== GIVEN INSTRUCTION ==
Reproduce every record below exactly as written, but leave out any pictures.

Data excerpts
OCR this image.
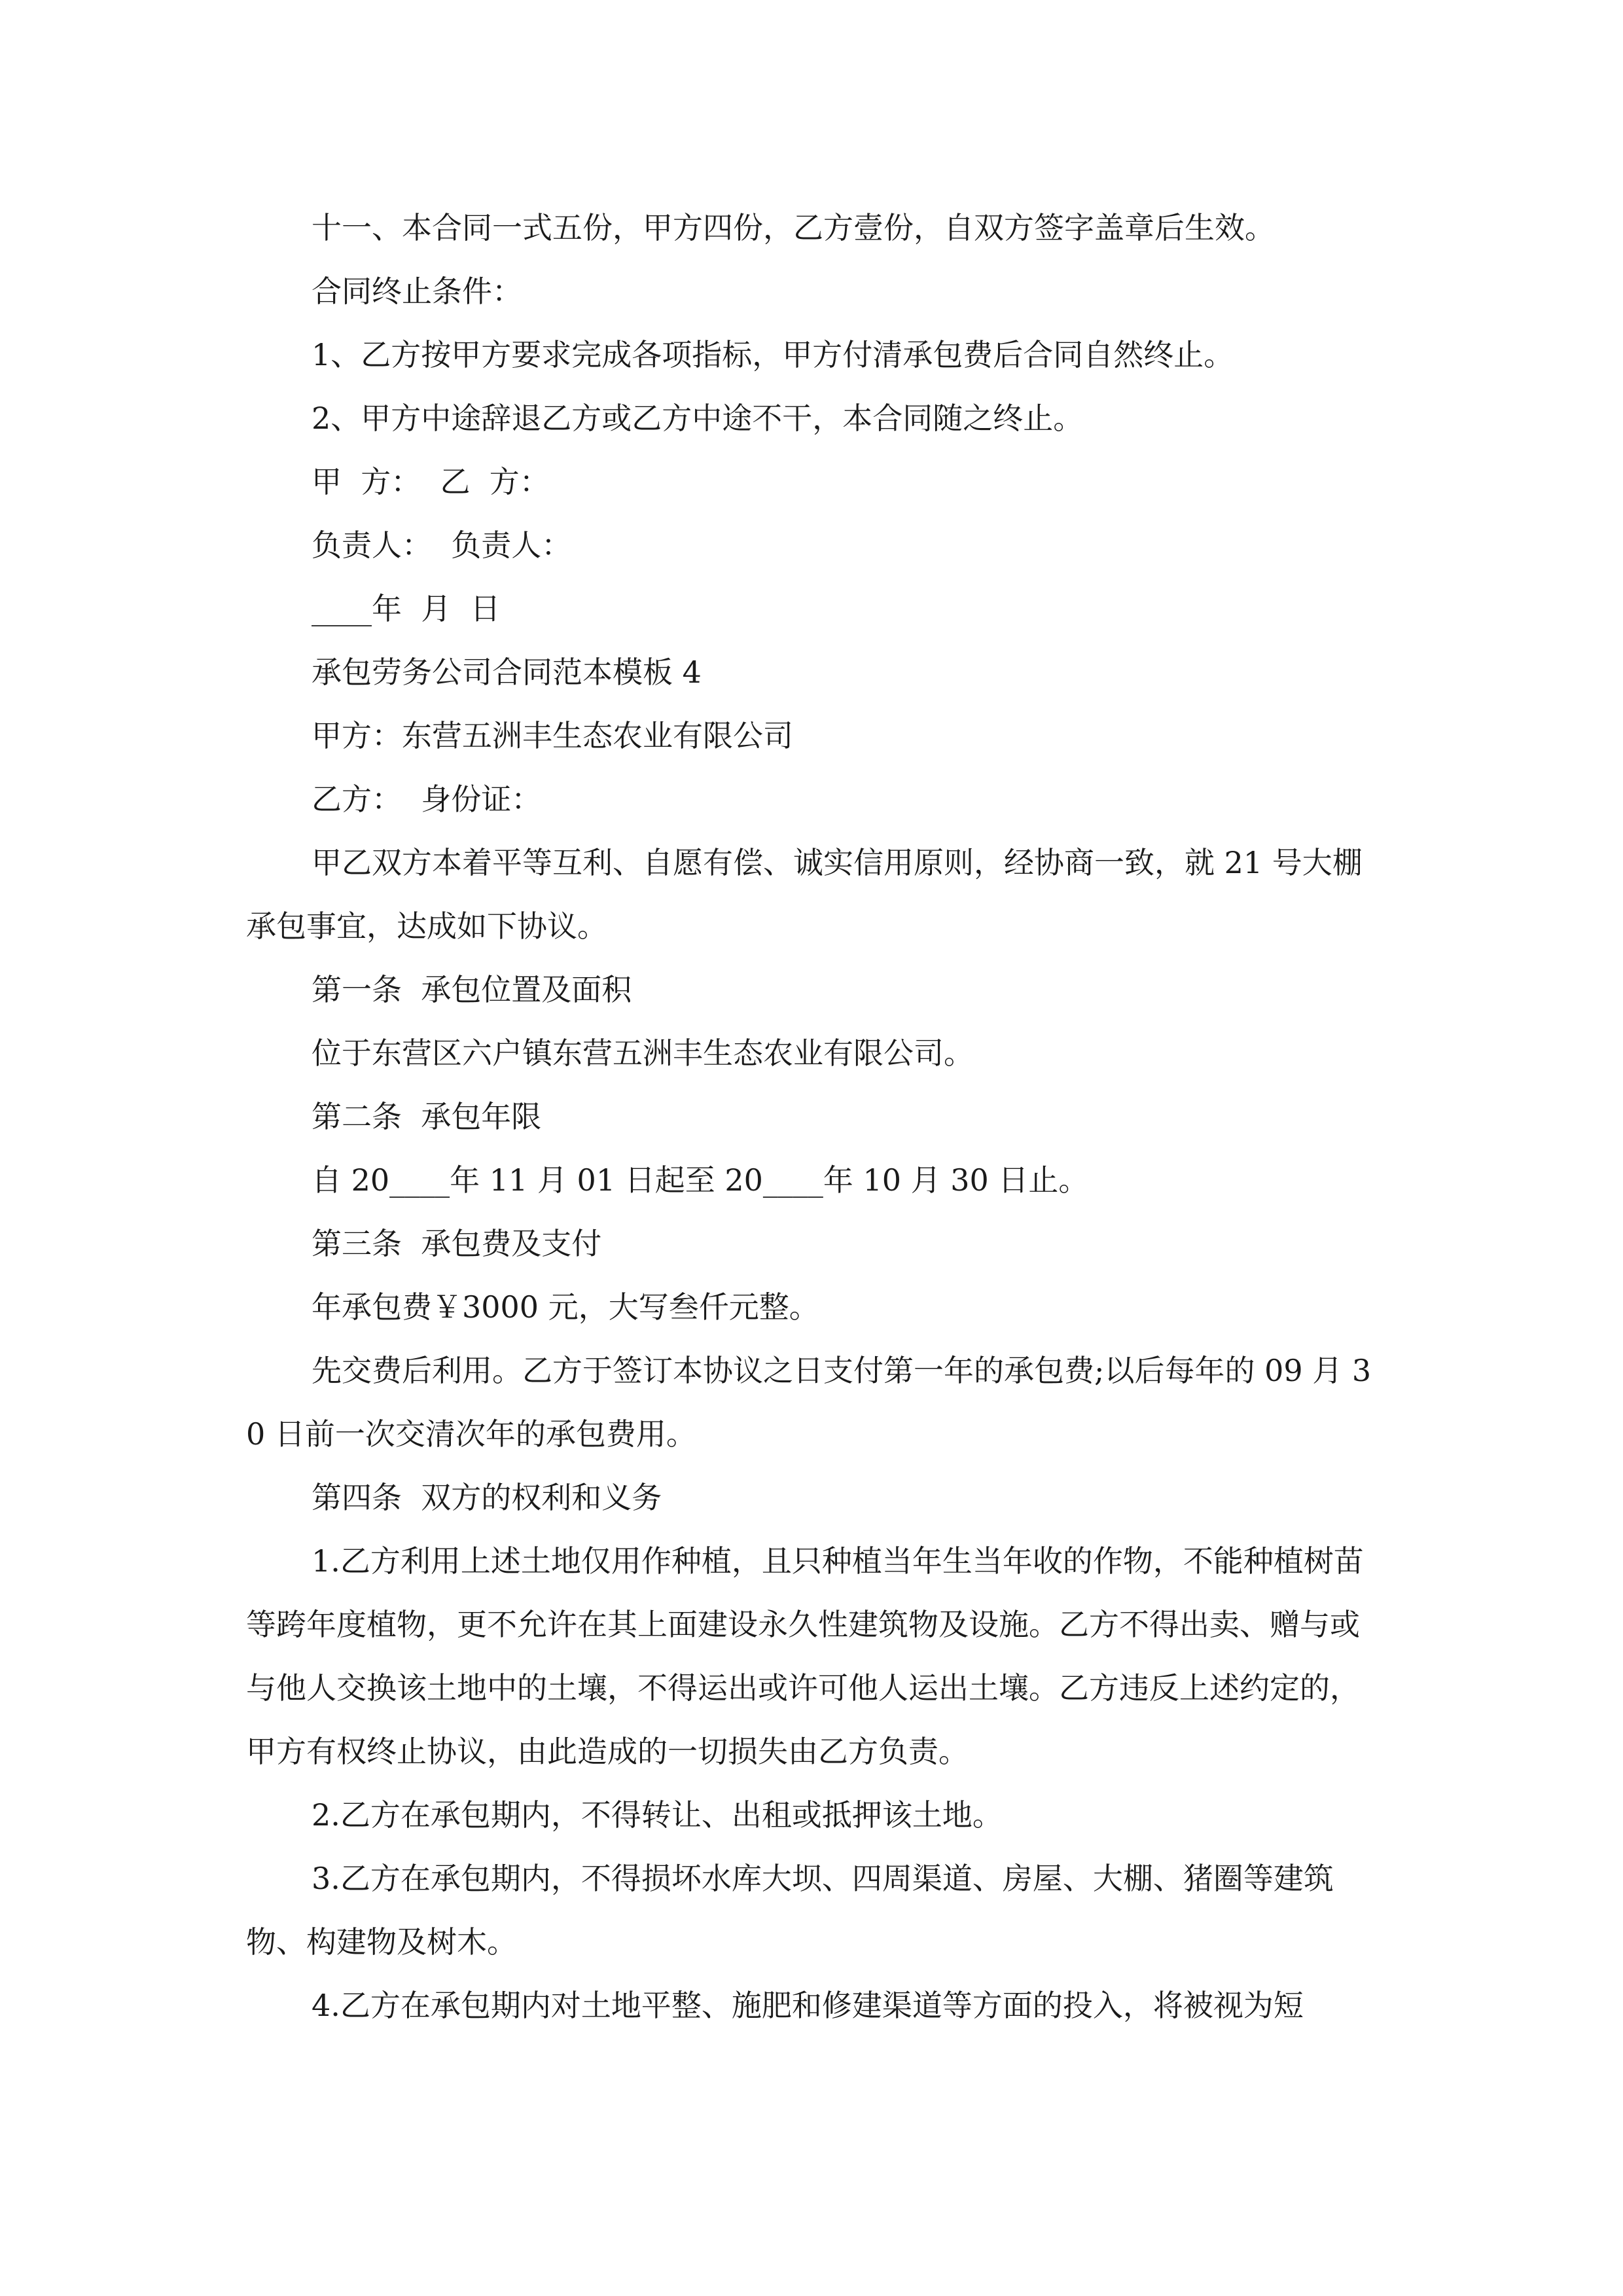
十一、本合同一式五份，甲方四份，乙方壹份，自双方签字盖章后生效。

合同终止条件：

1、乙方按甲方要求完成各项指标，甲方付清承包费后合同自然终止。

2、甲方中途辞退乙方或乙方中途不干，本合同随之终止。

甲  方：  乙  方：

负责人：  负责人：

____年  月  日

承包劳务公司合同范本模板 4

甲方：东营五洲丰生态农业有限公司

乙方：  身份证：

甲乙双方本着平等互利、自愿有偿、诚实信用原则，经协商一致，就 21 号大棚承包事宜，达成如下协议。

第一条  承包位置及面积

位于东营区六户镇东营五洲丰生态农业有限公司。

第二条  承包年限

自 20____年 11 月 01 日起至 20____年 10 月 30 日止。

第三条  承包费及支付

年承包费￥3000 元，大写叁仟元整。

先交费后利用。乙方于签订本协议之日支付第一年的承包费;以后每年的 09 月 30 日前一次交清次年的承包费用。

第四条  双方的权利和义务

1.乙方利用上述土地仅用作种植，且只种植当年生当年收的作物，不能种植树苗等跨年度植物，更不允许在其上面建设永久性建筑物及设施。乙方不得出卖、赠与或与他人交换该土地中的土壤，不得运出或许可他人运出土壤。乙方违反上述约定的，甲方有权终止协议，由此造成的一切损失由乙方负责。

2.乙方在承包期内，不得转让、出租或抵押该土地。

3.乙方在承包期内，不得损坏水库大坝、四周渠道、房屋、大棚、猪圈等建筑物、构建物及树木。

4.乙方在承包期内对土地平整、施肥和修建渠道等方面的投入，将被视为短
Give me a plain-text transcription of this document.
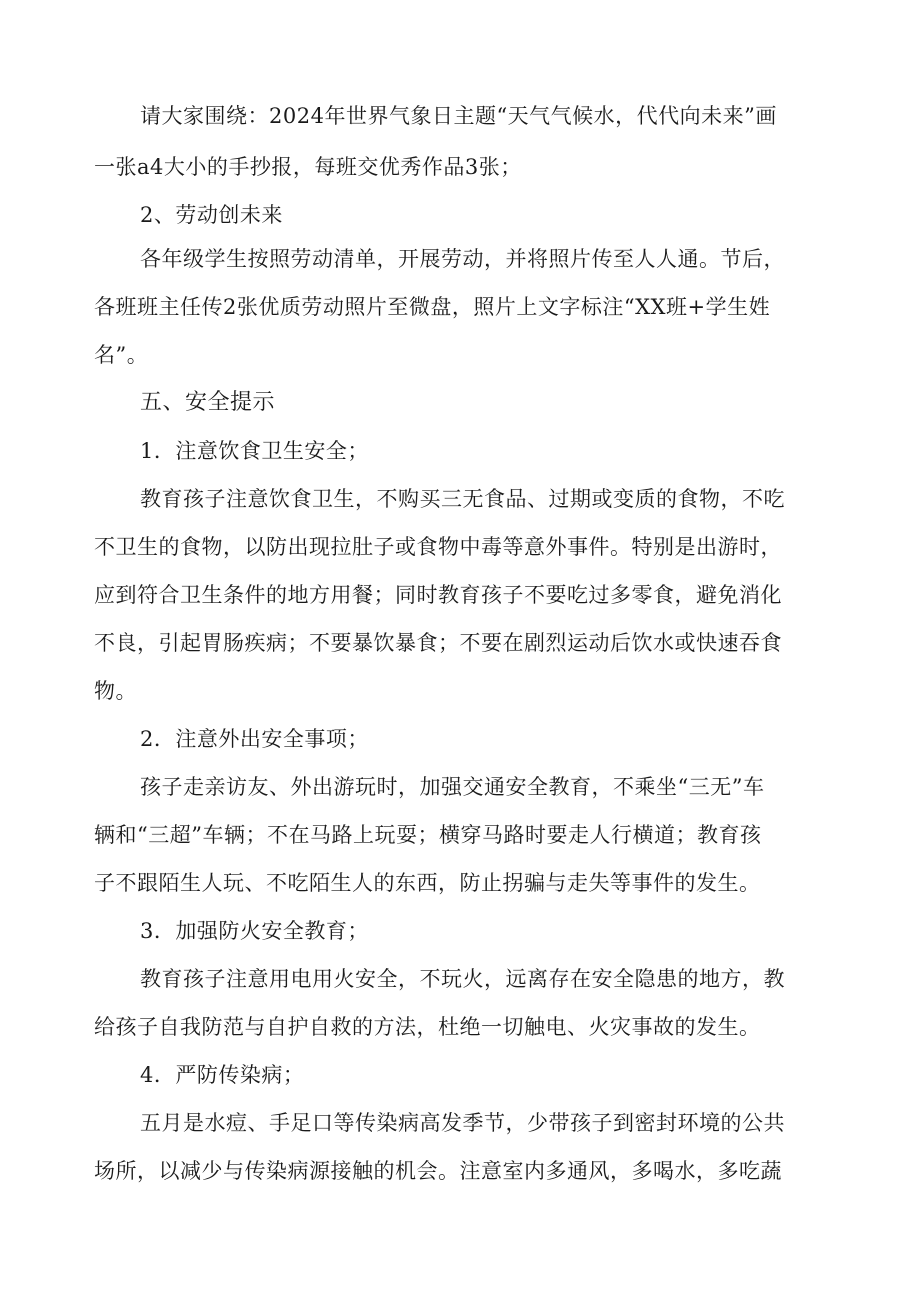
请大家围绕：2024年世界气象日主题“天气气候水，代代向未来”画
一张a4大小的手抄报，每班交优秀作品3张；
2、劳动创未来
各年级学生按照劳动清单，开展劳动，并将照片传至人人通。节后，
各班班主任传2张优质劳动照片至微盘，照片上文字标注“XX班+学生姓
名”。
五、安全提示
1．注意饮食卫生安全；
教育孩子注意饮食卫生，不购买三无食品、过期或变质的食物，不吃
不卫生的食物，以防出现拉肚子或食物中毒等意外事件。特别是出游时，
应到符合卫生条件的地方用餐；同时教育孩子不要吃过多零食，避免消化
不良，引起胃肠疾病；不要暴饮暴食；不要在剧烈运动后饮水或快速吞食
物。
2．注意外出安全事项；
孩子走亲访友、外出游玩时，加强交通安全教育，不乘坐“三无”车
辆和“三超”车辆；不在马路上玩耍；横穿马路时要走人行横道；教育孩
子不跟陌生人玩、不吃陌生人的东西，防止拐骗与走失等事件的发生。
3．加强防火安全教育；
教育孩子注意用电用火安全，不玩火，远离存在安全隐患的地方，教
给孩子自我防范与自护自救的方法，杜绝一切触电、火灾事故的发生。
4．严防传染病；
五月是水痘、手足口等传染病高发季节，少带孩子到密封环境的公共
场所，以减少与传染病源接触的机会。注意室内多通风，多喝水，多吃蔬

== TASK RESPONSE ==
OCR this image.
十一、本合同一式五份，甲方四份，乙方壹份，自双方签字盖章后生效。

合同终止条件：

1、乙方按甲方要求完成各项指标，甲方付清承包费后合同自然终止。

2、甲方中途辞退乙方或乙方中途不干，本合同随之终止。

甲  方：  乙  方：

负责人：  负责人：

____年  月  日

承包劳务公司合同范本模板 4

甲方：东营五洲丰生态农业有限公司

乙方：  身份证：

甲乙双方本着平等互利、自愿有偿、诚实信用原则，经协商一致，就 21 号大棚承包事宜，达成如下协议。

第一条  承包位置及面积

位于东营区六户镇东营五洲丰生态农业有限公司。

第二条  承包年限

自 20____年 11 月 01 日起至 20____年 10 月 30 日止。

第三条  承包费及支付

年承包费￥3000 元，大写叁仟元整。

先交费后利用。乙方于签订本协议之日支付第一年的承包费;以后每年的 09 月 30 日前一次交清次年的承包费用。

第四条  双方的权利和义务

1.乙方利用上述土地仅用作种植，且只种植当年生当年收的作物，不能种植树苗等跨年度植物，更不允许在其上面建设永久性建筑物及设施。乙方不得出卖、赠与或与他人交换该土地中的土壤，不得运出或许可他人运出土壤。乙方违反上述约定的，甲方有权终止协议，由此造成的一切损失由乙方负责。

2.乙方在承包期内，不得转让、出租或抵押该土地。

3.乙方在承包期内，不得损坏水库大坝、四周渠道、房屋、大棚、猪圈等建筑物、构建物及树木。

4.乙方在承包期内对土地平整、施肥和修建渠道等方面的投入，将被视为短
Give me a plain-text transcription of this document.
请大家围绕：2024年世界气象日主题“天气气候水，代代向未来”画
一张a4大小的手抄报，每班交优秀作品3张；
2、劳动创未来
各年级学生按照劳动清单，开展劳动，并将照片传至人人通。节后，
各班班主任传2张优质劳动照片至微盘，照片上文字标注“XX班+学生姓
名”。
五、安全提示
1．注意饮食卫生安全；
教育孩子注意饮食卫生，不购买三无食品、过期或变质的食物，不吃
不卫生的食物，以防出现拉肚子或食物中毒等意外事件。特别是出游时，
应到符合卫生条件的地方用餐；同时教育孩子不要吃过多零食，避免消化
不良，引起胃肠疾病；不要暴饮暴食；不要在剧烈运动后饮水或快速吞食
物。
2．注意外出安全事项；
孩子走亲访友、外出游玩时，加强交通安全教育，不乘坐“三无”车
辆和“三超”车辆；不在马路上玩耍；横穿马路时要走人行横道；教育孩
子不跟陌生人玩、不吃陌生人的东西，防止拐骗与走失等事件的发生。
3．加强防火安全教育；
教育孩子注意用电用火安全，不玩火，远离存在安全隐患的地方，教
给孩子自我防范与自护自救的方法，杜绝一切触电、火灾事故的发生。
4．严防传染病；
五月是水痘、手足口等传染病高发季节，少带孩子到密封环境的公共
场所，以减少与传染病源接触的机会。注意室内多通风，多喝水，多吃蔬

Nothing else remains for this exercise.